Rows from a dataset
★ ★ ★ ★ ★ ★ ★
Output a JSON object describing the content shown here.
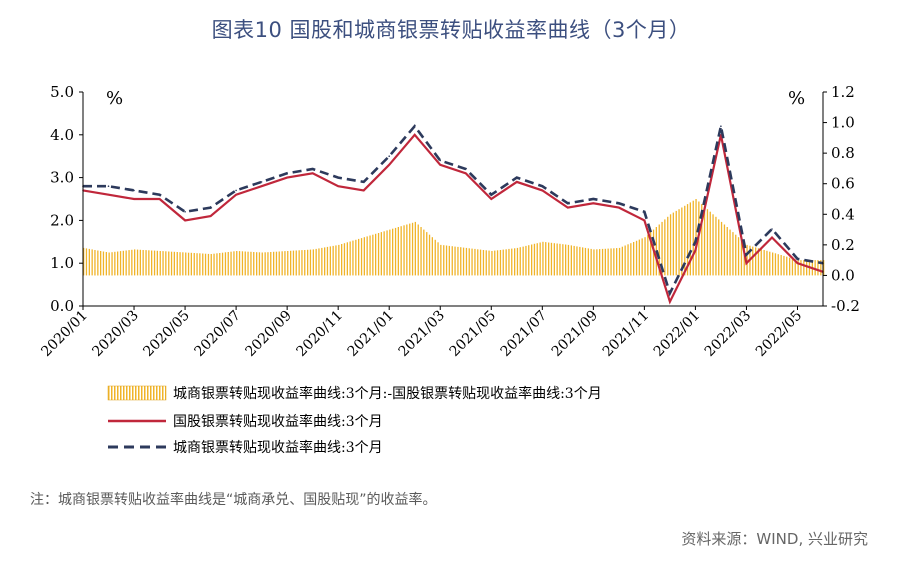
{
  "chart_data": {
    "type": "line",
    "title": "图表10  国股和城商银票转贴收益率曲线（3个月）",
    "y_left": {
      "unit": "%",
      "range": [
        0.0,
        5.0
      ],
      "ticks": [
        "5.0",
        "4.0",
        "3.0",
        "2.0",
        "1.0",
        "0.0"
      ]
    },
    "y_right": {
      "unit": "%",
      "range": [
        -0.2,
        1.2
      ],
      "ticks": [
        "1.2",
        "1.0",
        "0.8",
        "0.6",
        "0.4",
        "0.2",
        "0.0",
        "-0.2"
      ]
    },
    "x_ticks": [
      "2020/01",
      "2020/03",
      "2020/05",
      "2020/07",
      "2020/09",
      "2020/11",
      "2021/01",
      "2021/03",
      "2021/05",
      "2021/07",
      "2021/09",
      "2021/11",
      "2022/01",
      "2022/03",
      "2022/05"
    ],
    "x_range": [
      "2020/01",
      "2022/06"
    ],
    "series": [
      {
        "name": "城商银票转贴现收益率曲线:3个月:-国股银票转贴现收益率曲线:3个月",
        "type": "bar",
        "axis": "right",
        "color": "#f0b429",
        "x": [
          "2020/01",
          "2020/02",
          "2020/03",
          "2020/04",
          "2020/05",
          "2020/06",
          "2020/07",
          "2020/08",
          "2020/09",
          "2020/10",
          "2020/11",
          "2020/12",
          "2021/01",
          "2021/02",
          "2021/03",
          "2021/04",
          "2021/05",
          "2021/06",
          "2021/07",
          "2021/08",
          "2021/09",
          "2021/10",
          "2021/11",
          "2021/12",
          "2022/01",
          "2022/02",
          "2022/03",
          "2022/04",
          "2022/05",
          "2022/06"
        ],
        "values": [
          0.18,
          0.15,
          0.17,
          0.16,
          0.15,
          0.14,
          0.16,
          0.15,
          0.16,
          0.17,
          0.2,
          0.25,
          0.3,
          0.35,
          0.2,
          0.18,
          0.16,
          0.18,
          0.22,
          0.2,
          0.17,
          0.18,
          0.25,
          0.4,
          0.5,
          0.35,
          0.2,
          0.15,
          0.1,
          0.1
        ]
      },
      {
        "name": "国股银票转贴现收益率曲线:3个月",
        "type": "line",
        "axis": "left",
        "color": "#c0273b",
        "x": [
          "2020/01",
          "2020/02",
          "2020/03",
          "2020/04",
          "2020/05",
          "2020/06",
          "2020/07",
          "2020/08",
          "2020/09",
          "2020/10",
          "2020/11",
          "2020/12",
          "2021/01",
          "2021/02",
          "2021/03",
          "2021/04",
          "2021/05",
          "2021/06",
          "2021/07",
          "2021/08",
          "2021/09",
          "2021/10",
          "2021/11",
          "2021/12",
          "2022/01",
          "2022/02",
          "2022/03",
          "2022/04",
          "2022/05",
          "2022/06"
        ],
        "values": [
          2.7,
          2.6,
          2.5,
          2.5,
          2.0,
          2.1,
          2.6,
          2.8,
          3.0,
          3.1,
          2.8,
          2.7,
          3.3,
          4.0,
          3.3,
          3.1,
          2.5,
          2.9,
          2.7,
          2.3,
          2.4,
          2.3,
          2.0,
          0.1,
          1.3,
          4.0,
          1.0,
          1.6,
          1.0,
          0.8
        ]
      },
      {
        "name": "城商银票转贴现收益率曲线:3个月",
        "type": "line",
        "axis": "left",
        "color": "#2d3a5c",
        "x": [
          "2020/01",
          "2020/02",
          "2020/03",
          "2020/04",
          "2020/05",
          "2020/06",
          "2020/07",
          "2020/08",
          "2020/09",
          "2020/10",
          "2020/11",
          "2020/12",
          "2021/01",
          "2021/02",
          "2021/03",
          "2021/04",
          "2021/05",
          "2021/06",
          "2021/07",
          "2021/08",
          "2021/09",
          "2021/10",
          "2021/11",
          "2021/12",
          "2022/01",
          "2022/02",
          "2022/03",
          "2022/04",
          "2022/05",
          "2022/06"
        ],
        "values": [
          2.8,
          2.8,
          2.7,
          2.6,
          2.2,
          2.3,
          2.7,
          2.9,
          3.1,
          3.2,
          3.0,
          2.9,
          3.5,
          4.2,
          3.4,
          3.2,
          2.6,
          3.0,
          2.8,
          2.4,
          2.5,
          2.4,
          2.2,
          0.3,
          1.5,
          4.2,
          1.2,
          1.8,
          1.1,
          1.0
        ]
      }
    ],
    "legend_placement": "bottom-center"
  },
  "note": "注：城商银票转贴收益率曲线是“城商承兑、国股贴现”的收益率。",
  "source": "资料来源：WIND, 兴业研究"
}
★ ★ ★ ★ ★ ★ ★
Write out the records above once more, word for word, with no pictures.

Output a JSON object describing the content shown here.
{
  "chart_data": {
    "type": "line",
    "title": "图表10  国股和城商银票转贴收益率曲线（3个月）",
    "y_left": {
      "unit": "%",
      "range": [
        0.0,
        5.0
      ],
      "ticks": [
        "5.0",
        "4.0",
        "3.0",
        "2.0",
        "1.0",
        "0.0"
      ]
    },
    "y_right": {
      "unit": "%",
      "range": [
        -0.2,
        1.2
      ],
      "ticks": [
        "1.2",
        "1.0",
        "0.8",
        "0.6",
        "0.4",
        "0.2",
        "0.0",
        "-0.2"
      ]
    },
    "x_ticks": [
      "2020/01",
      "2020/03",
      "2020/05",
      "2020/07",
      "2020/09",
      "2020/11",
      "2021/01",
      "2021/03",
      "2021/05",
      "2021/07",
      "2021/09",
      "2021/11",
      "2022/01",
      "2022/03",
      "2022/05"
    ],
    "x_range": [
      "2020/01",
      "2022/06"
    ],
    "series": [
      {
        "name": "城商银票转贴现收益率曲线:3个月:-国股银票转贴现收益率曲线:3个月",
        "type": "bar",
        "axis": "right",
        "color": "#f0b429",
        "x": [
          "2020/01",
          "2020/02",
          "2020/03",
          "2020/04",
          "2020/05",
          "2020/06",
          "2020/07",
          "2020/08",
          "2020/09",
          "2020/10",
          "2020/11",
          "2020/12",
          "2021/01",
          "2021/02",
          "2021/03",
          "2021/04",
          "2021/05",
          "2021/06",
          "2021/07",
          "2021/08",
          "2021/09",
          "2021/10",
          "2021/11",
          "2021/12",
          "2022/01",
          "2022/02",
          "2022/03",
          "2022/04",
          "2022/05",
          "2022/06"
        ],
        "values": [
          0.18,
          0.15,
          0.17,
          0.16,
          0.15,
          0.14,
          0.16,
          0.15,
          0.16,
          0.17,
          0.2,
          0.25,
          0.3,
          0.35,
          0.2,
          0.18,
          0.16,
          0.18,
          0.22,
          0.2,
          0.17,
          0.18,
          0.25,
          0.4,
          0.5,
          0.35,
          0.2,
          0.15,
          0.1,
          0.1
        ]
      },
      {
        "name": "国股银票转贴现收益率曲线:3个月",
        "type": "line",
        "axis": "left",
        "color": "#c0273b",
        "x": [
          "2020/01",
          "2020/02",
          "2020/03",
          "2020/04",
          "2020/05",
          "2020/06",
          "2020/07",
          "2020/08",
          "2020/09",
          "2020/10",
          "2020/11",
          "2020/12",
          "2021/01",
          "2021/02",
          "2021/03",
          "2021/04",
          "2021/05",
          "2021/06",
          "2021/07",
          "2021/08",
          "2021/09",
          "2021/10",
          "2021/11",
          "2021/12",
          "2022/01",
          "2022/02",
          "2022/03",
          "2022/04",
          "2022/05",
          "2022/06"
        ],
        "values": [
          2.7,
          2.6,
          2.5,
          2.5,
          2.0,
          2.1,
          2.6,
          2.8,
          3.0,
          3.1,
          2.8,
          2.7,
          3.3,
          4.0,
          3.3,
          3.1,
          2.5,
          2.9,
          2.7,
          2.3,
          2.4,
          2.3,
          2.0,
          0.1,
          1.3,
          4.0,
          1.0,
          1.6,
          1.0,
          0.8
        ]
      },
      {
        "name": "城商银票转贴现收益率曲线:3个月",
        "type": "line",
        "axis": "left",
        "color": "#2d3a5c",
        "x": [
          "2020/01",
          "2020/02",
          "2020/03",
          "2020/04",
          "2020/05",
          "2020/06",
          "2020/07",
          "2020/08",
          "2020/09",
          "2020/10",
          "2020/11",
          "2020/12",
          "2021/01",
          "2021/02",
          "2021/03",
          "2021/04",
          "2021/05",
          "2021/06",
          "2021/07",
          "2021/08",
          "2021/09",
          "2021/10",
          "2021/11",
          "2021/12",
          "2022/01",
          "2022/02",
          "2022/03",
          "2022/04",
          "2022/05",
          "2022/06"
        ],
        "values": [
          2.8,
          2.8,
          2.7,
          2.6,
          2.2,
          2.3,
          2.7,
          2.9,
          3.1,
          3.2,
          3.0,
          2.9,
          3.5,
          4.2,
          3.4,
          3.2,
          2.6,
          3.0,
          2.8,
          2.4,
          2.5,
          2.4,
          2.2,
          0.3,
          1.5,
          4.2,
          1.2,
          1.8,
          1.1,
          1.0
        ]
      }
    ],
    "legend_placement": "bottom-center"
  },
  "note": "注：城商银票转贴收益率曲线是“城商承兑、国股贴现”的收益率。",
  "source": "资料来源：WIND, 兴业研究"
}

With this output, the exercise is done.